***** MATERIAL
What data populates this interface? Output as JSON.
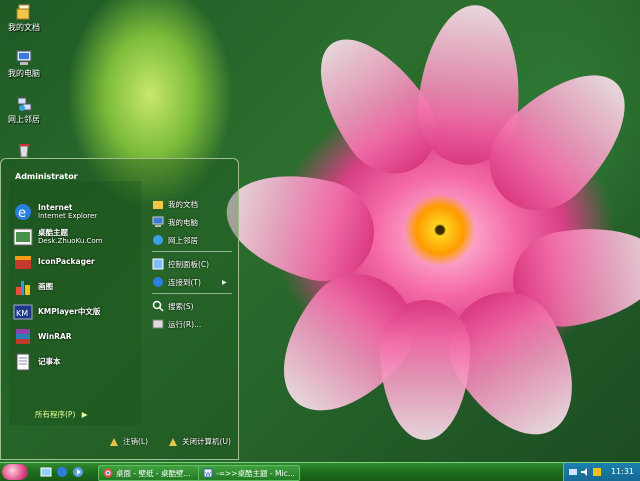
{
  "desktop_icons": [
    {
      "label": "我的文档",
      "icon": "my-documents-icon"
    },
    {
      "label": "我的电脑",
      "icon": "my-computer-icon"
    },
    {
      "label": "网上邻居",
      "icon": "network-places-icon"
    },
    {
      "label": "",
      "icon": "recycle-bin-icon"
    }
  ],
  "start_menu": {
    "user": "Administrator",
    "pinned": [
      {
        "label": "Internet",
        "sub": "Internet Explorer",
        "icon": "internet-explorer-icon"
      },
      {
        "label": "桌酷主题",
        "sub": "Desk.ZhuoKu.Com",
        "icon": "zhuoku-icon"
      }
    ],
    "recent": [
      {
        "label": "IconPackager",
        "icon": "iconpackager-icon"
      },
      {
        "label": "画图",
        "icon": "paint-icon"
      },
      {
        "label": "KMPlayer中文版",
        "icon": "kmplayer-icon"
      },
      {
        "label": "WinRAR",
        "icon": "winrar-icon"
      },
      {
        "label": "记事本",
        "icon": "notepad-icon"
      }
    ],
    "all_programs": "所有程序(P)",
    "right_items": [
      {
        "label": "我的文档",
        "icon": "my-documents-icon"
      },
      {
        "label": "我的电脑",
        "icon": "my-computer-icon"
      },
      {
        "label": "网上邻居",
        "icon": "network-places-icon"
      },
      {
        "label": "控制面板(C)",
        "icon": "control-panel-icon"
      },
      {
        "label": "连接到(T)",
        "icon": "connect-icon"
      },
      {
        "label": "搜索(S)",
        "icon": "search-icon"
      },
      {
        "label": "运行(R)...",
        "icon": "run-icon"
      }
    ],
    "logoff": "注销(L)",
    "shutdown": "关闭计算机(U)"
  },
  "taskbar": {
    "tasks": [
      {
        "label": "桌面 - 壁纸 - 桌酷壁...",
        "icon": "chrome-icon"
      },
      {
        "label": "-=>>桌酷主题 - Mic...",
        "icon": "word-doc-icon"
      }
    ],
    "clock": "11:31"
  },
  "colors": {
    "taskbar": "#1e6e1e",
    "tray": "#156b94",
    "accent": "#e04b86"
  }
}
**********
■ GOAL OF THE EXERCISE
Check every line of the data above for the string "network", and copy those that have it.

■ THE COMPLETED TASK
      "icon": "network-places-icon"
        "icon": "network-places-icon"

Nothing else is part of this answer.